>> start

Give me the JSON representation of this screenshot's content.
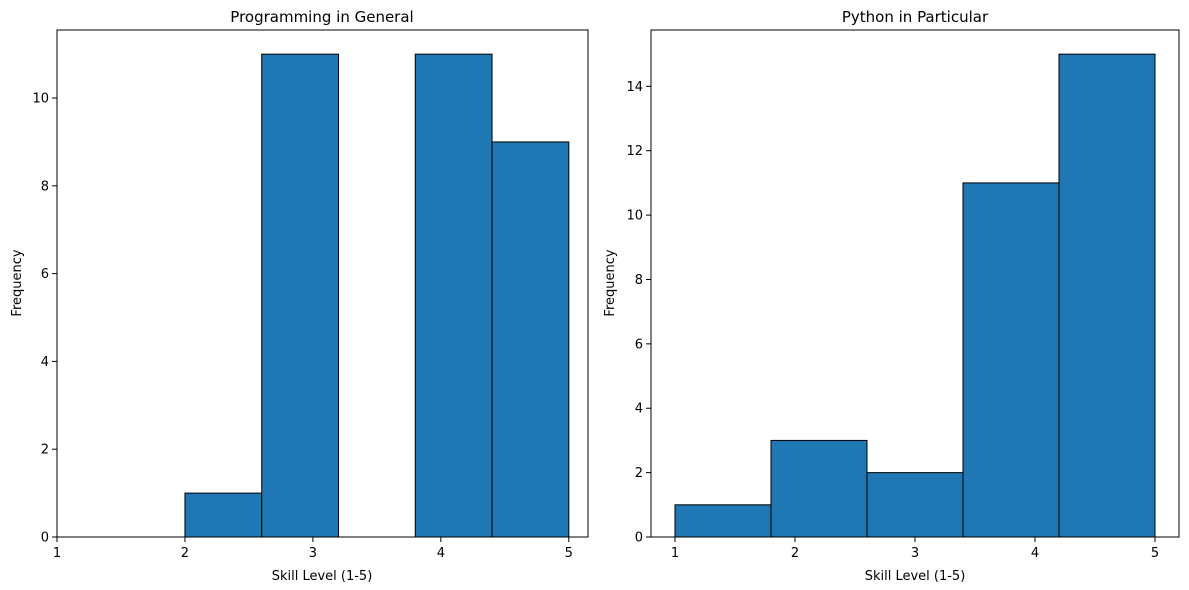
{
  "chart_data": [
    {
      "type": "bar",
      "title": "Programming in General",
      "xlabel": "Skill Level (1-5)",
      "ylabel": "Frequency",
      "bins": [
        {
          "start": 2.0,
          "end": 2.6,
          "value": 1
        },
        {
          "start": 2.6,
          "end": 3.2,
          "value": 11
        },
        {
          "start": 3.2,
          "end": 3.8,
          "value": 0
        },
        {
          "start": 3.8,
          "end": 4.4,
          "value": 11
        },
        {
          "start": 4.4,
          "end": 5.0,
          "value": 9
        }
      ],
      "xticks": [
        "1",
        "2",
        "3",
        "4",
        "5"
      ],
      "yticks": [
        "0",
        "2",
        "4",
        "6",
        "8",
        "10"
      ],
      "xlim": [
        1,
        5.15
      ],
      "ylim": [
        0,
        11.55
      ],
      "bar_color": "#1f77b4",
      "edge_color": "#000000",
      "grid": false
    },
    {
      "type": "bar",
      "title": "Python in Particular",
      "xlabel": "Skill Level (1-5)",
      "ylabel": "Frequency",
      "bins": [
        {
          "start": 1.0,
          "end": 1.8,
          "value": 1
        },
        {
          "start": 1.8,
          "end": 2.6,
          "value": 3
        },
        {
          "start": 2.6,
          "end": 3.4,
          "value": 2
        },
        {
          "start": 3.4,
          "end": 4.2,
          "value": 11
        },
        {
          "start": 4.2,
          "end": 5.0,
          "value": 15
        }
      ],
      "xticks": [
        "1",
        "2",
        "3",
        "4",
        "5"
      ],
      "yticks": [
        "0",
        "2",
        "4",
        "6",
        "8",
        "10",
        "12",
        "14"
      ],
      "xlim": [
        0.8,
        5.2
      ],
      "ylim": [
        0,
        15.75
      ],
      "bar_color": "#1f77b4",
      "edge_color": "#000000",
      "grid": false
    }
  ]
}
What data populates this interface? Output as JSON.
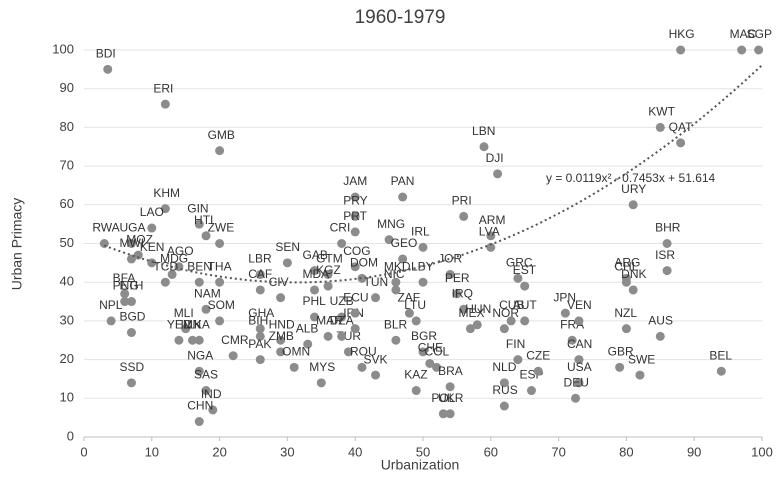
{
  "chart_data": {
    "type": "scatter",
    "title": "1960-1979",
    "x_label": "Urbanization",
    "y_label": "Urban Primacy",
    "xlim": [
      0,
      100
    ],
    "ylim": [
      0,
      100
    ],
    "xticks": [
      0,
      10,
      20,
      30,
      40,
      50,
      60,
      70,
      80,
      90,
      100
    ],
    "yticks": [
      0,
      10,
      20,
      30,
      40,
      50,
      60,
      70,
      80,
      90,
      100
    ],
    "grid": true,
    "color": "#8c8c8c",
    "trendline": {
      "coefficients": [
        0.0119,
        -0.7453,
        51.614
      ],
      "label": "y = 0.0119x² - 0.7453x + 51.614"
    },
    "point_labels": [
      "BDI",
      "ERI",
      "GMB",
      "HKG",
      "MAC",
      "SGP",
      "KWT",
      "QAT",
      "LBN",
      "DJI",
      "JAM",
      "PAN",
      "PRY",
      "PRI",
      "ARM",
      "LVA",
      "URY",
      "BHR",
      "ISR",
      "ARG",
      "CHL",
      "DNK",
      "NZL",
      "AUS",
      "GBR",
      "SWE",
      "BEL",
      "JPN",
      "FRA",
      "VEN",
      "CAN",
      "USA",
      "DEU",
      "KHM",
      "LAO",
      "UGA",
      "RWA",
      "MOZ",
      "MWI",
      "GIN",
      "HTI",
      "ZWE",
      "KEN",
      "AGO",
      "MDG",
      "TCD",
      "BFA",
      "NPL",
      "PNG",
      "ETH",
      "BGD",
      "SSD",
      "MLI",
      "YEM",
      "NAM",
      "BEN",
      "THA",
      "SOM",
      "LKA",
      "IDN",
      "CMR",
      "NGA",
      "SAS",
      "IND",
      "CHN",
      "LBR",
      "CAF",
      "CIV",
      "SEN",
      "GAB",
      "GTM",
      "CRI",
      "PRT",
      "COG",
      "MDA",
      "UZB",
      "PHL",
      "HND",
      "GHA",
      "BIH",
      "ZMB",
      "PAK",
      "ALB",
      "MAR",
      "OMN",
      "MYS",
      "TUR",
      "DZA",
      "IRN",
      "ECU",
      "ROU",
      "SVK",
      "MNG",
      "GEO",
      "IRL",
      "JOR",
      "PER",
      "IRQ",
      "HUN",
      "MEX",
      "NOR",
      "CUB",
      "AUT",
      "GRC",
      "EST",
      "BGR",
      "COL",
      "CHE",
      "BRA",
      "KAZ",
      "POL",
      "UKR",
      "NLD",
      "RUS",
      "ESP",
      "FIN",
      "CZE",
      "LTU",
      "BLR",
      "ZAF",
      "LBY",
      "NIC",
      "TUN",
      "MKD",
      "DOM",
      "KGZ"
    ],
    "x": [
      3.5,
      12,
      20,
      88,
      97,
      99.5,
      85,
      88,
      59,
      61,
      40,
      47,
      40,
      56,
      60,
      60,
      81,
      86,
      86,
      80,
      80,
      81,
      80,
      85,
      79,
      82,
      94,
      71,
      72,
      73,
      73,
      73,
      72.5,
      12,
      10,
      7,
      3,
      8,
      7,
      17,
      18,
      20,
      10,
      14,
      13,
      12,
      6,
      4,
      6,
      7,
      7,
      7,
      15,
      14,
      18,
      17,
      20,
      20,
      17,
      16,
      22,
      17,
      18,
      19,
      17,
      26,
      26,
      29,
      30,
      34,
      36,
      38,
      40,
      40,
      34,
      38,
      34,
      29,
      26,
      26,
      29,
      26,
      33,
      36,
      31,
      35,
      39,
      38,
      40,
      40,
      41,
      43,
      45,
      47,
      50,
      54,
      55,
      56,
      58,
      57,
      62,
      63,
      65,
      64,
      65,
      50,
      52,
      51,
      54,
      49,
      53,
      54,
      62,
      62,
      66,
      64,
      67,
      49,
      46,
      48,
      50,
      46,
      43,
      46,
      41,
      36
    ],
    "values": [
      95,
      86,
      74,
      100,
      100,
      100,
      80,
      76,
      75,
      68,
      62,
      62,
      57,
      57,
      52,
      49,
      60,
      50,
      43,
      41,
      40,
      38,
      28,
      26,
      18,
      16,
      17,
      32,
      25,
      30,
      20,
      14,
      10,
      59,
      54,
      50,
      50,
      47,
      46,
      55,
      52,
      50,
      45,
      44,
      42,
      40,
      37,
      30,
      35,
      35,
      27,
      14,
      28,
      25,
      33,
      40,
      40,
      30,
      25,
      25,
      21,
      17,
      12,
      7,
      4,
      42,
      38,
      36,
      45,
      43,
      42,
      50,
      53,
      44,
      38,
      31,
      31,
      25,
      28,
      26,
      22,
      20,
      24,
      26,
      18,
      14,
      22,
      26,
      28,
      32,
      18,
      16,
      51,
      46,
      49,
      42,
      37,
      33,
      29,
      28,
      28,
      30,
      30,
      41,
      39,
      22,
      18,
      19,
      13,
      12,
      6,
      6,
      14,
      8,
      12,
      20,
      17,
      30,
      25,
      32,
      40,
      38,
      36,
      40,
      41,
      39
    ]
  }
}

>> end

■ Required work
Return all the entries word for word, but omit any pictures they contain.

■ Task solution
Give me the JSON representation of this screenshot's content.
{
  "chart_data": [
    {
      "type": "bar",
      "title": "Programming in General",
      "xlabel": "Skill Level (1-5)",
      "ylabel": "Frequency",
      "bins": [
        {
          "start": 2.0,
          "end": 2.6,
          "value": 1
        },
        {
          "start": 2.6,
          "end": 3.2,
          "value": 11
        },
        {
          "start": 3.2,
          "end": 3.8,
          "value": 0
        },
        {
          "start": 3.8,
          "end": 4.4,
          "value": 11
        },
        {
          "start": 4.4,
          "end": 5.0,
          "value": 9
        }
      ],
      "xticks": [
        "1",
        "2",
        "3",
        "4",
        "5"
      ],
      "yticks": [
        "0",
        "2",
        "4",
        "6",
        "8",
        "10"
      ],
      "xlim": [
        1,
        5.15
      ],
      "ylim": [
        0,
        11.55
      ],
      "bar_color": "#1f77b4",
      "edge_color": "#000000",
      "grid": false
    },
    {
      "type": "bar",
      "title": "Python in Particular",
      "xlabel": "Skill Level (1-5)",
      "ylabel": "Frequency",
      "bins": [
        {
          "start": 1.0,
          "end": 1.8,
          "value": 1
        },
        {
          "start": 1.8,
          "end": 2.6,
          "value": 3
        },
        {
          "start": 2.6,
          "end": 3.4,
          "value": 2
        },
        {
          "start": 3.4,
          "end": 4.2,
          "value": 11
        },
        {
          "start": 4.2,
          "end": 5.0,
          "value": 15
        }
      ],
      "xticks": [
        "1",
        "2",
        "3",
        "4",
        "5"
      ],
      "yticks": [
        "0",
        "2",
        "4",
        "6",
        "8",
        "10",
        "12",
        "14"
      ],
      "xlim": [
        0.8,
        5.2
      ],
      "ylim": [
        0,
        15.75
      ],
      "bar_color": "#1f77b4",
      "edge_color": "#000000",
      "grid": false
    }
  ]
}
What data populates this interface? Output as JSON.
{
  "chart_data": {
    "type": "scatter",
    "title": "1960-1979",
    "x_label": "Urbanization",
    "y_label": "Urban Primacy",
    "xlim": [
      0,
      100
    ],
    "ylim": [
      0,
      100
    ],
    "xticks": [
      0,
      10,
      20,
      30,
      40,
      50,
      60,
      70,
      80,
      90,
      100
    ],
    "yticks": [
      0,
      10,
      20,
      30,
      40,
      50,
      60,
      70,
      80,
      90,
      100
    ],
    "grid": true,
    "color": "#8c8c8c",
    "trendline": {
      "coefficients": [
        0.0119,
        -0.7453,
        51.614
      ],
      "label": "y = 0.0119x² - 0.7453x + 51.614"
    },
    "point_labels": [
      "BDI",
      "ERI",
      "GMB",
      "HKG",
      "MAC",
      "SGP",
      "KWT",
      "QAT",
      "LBN",
      "DJI",
      "JAM",
      "PAN",
      "PRY",
      "PRI",
      "ARM",
      "LVA",
      "URY",
      "BHR",
      "ISR",
      "ARG",
      "CHL",
      "DNK",
      "NZL",
      "AUS",
      "GBR",
      "SWE",
      "BEL",
      "JPN",
      "FRA",
      "VEN",
      "CAN",
      "USA",
      "DEU",
      "KHM",
      "LAO",
      "UGA",
      "RWA",
      "MOZ",
      "MWI",
      "GIN",
      "HTI",
      "ZWE",
      "KEN",
      "AGO",
      "MDG",
      "TCD",
      "BFA",
      "NPL",
      "PNG",
      "ETH",
      "BGD",
      "SSD",
      "MLI",
      "YEM",
      "NAM",
      "BEN",
      "THA",
      "SOM",
      "LKA",
      "IDN",
      "CMR",
      "NGA",
      "SAS",
      "IND",
      "CHN",
      "LBR",
      "CAF",
      "CIV",
      "SEN",
      "GAB",
      "GTM",
      "CRI",
      "PRT",
      "COG",
      "MDA",
      "UZB",
      "PHL",
      "HND",
      "GHA",
      "BIH",
      "ZMB",
      "PAK",
      "ALB",
      "MAR",
      "OMN",
      "MYS",
      "TUR",
      "DZA",
      "IRN",
      "ECU",
      "ROU",
      "SVK",
      "MNG",
      "GEO",
      "IRL",
      "JOR",
      "PER",
      "IRQ",
      "HUN",
      "MEX",
      "NOR",
      "CUB",
      "AUT",
      "GRC",
      "EST",
      "BGR",
      "COL",
      "CHE",
      "BRA",
      "KAZ",
      "POL",
      "UKR",
      "NLD",
      "RUS",
      "ESP",
      "FIN",
      "CZE",
      "LTU",
      "BLR",
      "ZAF",
      "LBY",
      "NIC",
      "TUN",
      "MKD",
      "DOM",
      "KGZ"
    ],
    "x": [
      3.5,
      12,
      20,
      88,
      97,
      99.5,
      85,
      88,
      59,
      61,
      40,
      47,
      40,
      56,
      60,
      60,
      81,
      86,
      86,
      80,
      80,
      81,
      80,
      85,
      79,
      82,
      94,
      71,
      72,
      73,
      73,
      73,
      72.5,
      12,
      10,
      7,
      3,
      8,
      7,
      17,
      18,
      20,
      10,
      14,
      13,
      12,
      6,
      4,
      6,
      7,
      7,
      7,
      15,
      14,
      18,
      17,
      20,
      20,
      17,
      16,
      22,
      17,
      18,
      19,
      17,
      26,
      26,
      29,
      30,
      34,
      36,
      38,
      40,
      40,
      34,
      38,
      34,
      29,
      26,
      26,
      29,
      26,
      33,
      36,
      31,
      35,
      39,
      38,
      40,
      40,
      41,
      43,
      45,
      47,
      50,
      54,
      55,
      56,
      58,
      57,
      62,
      63,
      65,
      64,
      65,
      50,
      52,
      51,
      54,
      49,
      53,
      54,
      62,
      62,
      66,
      64,
      67,
      49,
      46,
      48,
      50,
      46,
      43,
      46,
      41,
      36
    ],
    "values": [
      95,
      86,
      74,
      100,
      100,
      100,
      80,
      76,
      75,
      68,
      62,
      62,
      57,
      57,
      52,
      49,
      60,
      50,
      43,
      41,
      40,
      38,
      28,
      26,
      18,
      16,
      17,
      32,
      25,
      30,
      20,
      14,
      10,
      59,
      54,
      50,
      50,
      47,
      46,
      55,
      52,
      50,
      45,
      44,
      42,
      40,
      37,
      30,
      35,
      35,
      27,
      14,
      28,
      25,
      33,
      40,
      40,
      30,
      25,
      25,
      21,
      17,
      12,
      7,
      4,
      42,
      38,
      36,
      45,
      43,
      42,
      50,
      53,
      44,
      38,
      31,
      31,
      25,
      28,
      26,
      22,
      20,
      24,
      26,
      18,
      14,
      22,
      26,
      28,
      32,
      18,
      16,
      51,
      46,
      49,
      42,
      37,
      33,
      29,
      28,
      28,
      30,
      30,
      41,
      39,
      22,
      18,
      19,
      13,
      12,
      6,
      6,
      14,
      8,
      12,
      20,
      17,
      30,
      25,
      32,
      40,
      38,
      36,
      40,
      41,
      39
    ]
  }
}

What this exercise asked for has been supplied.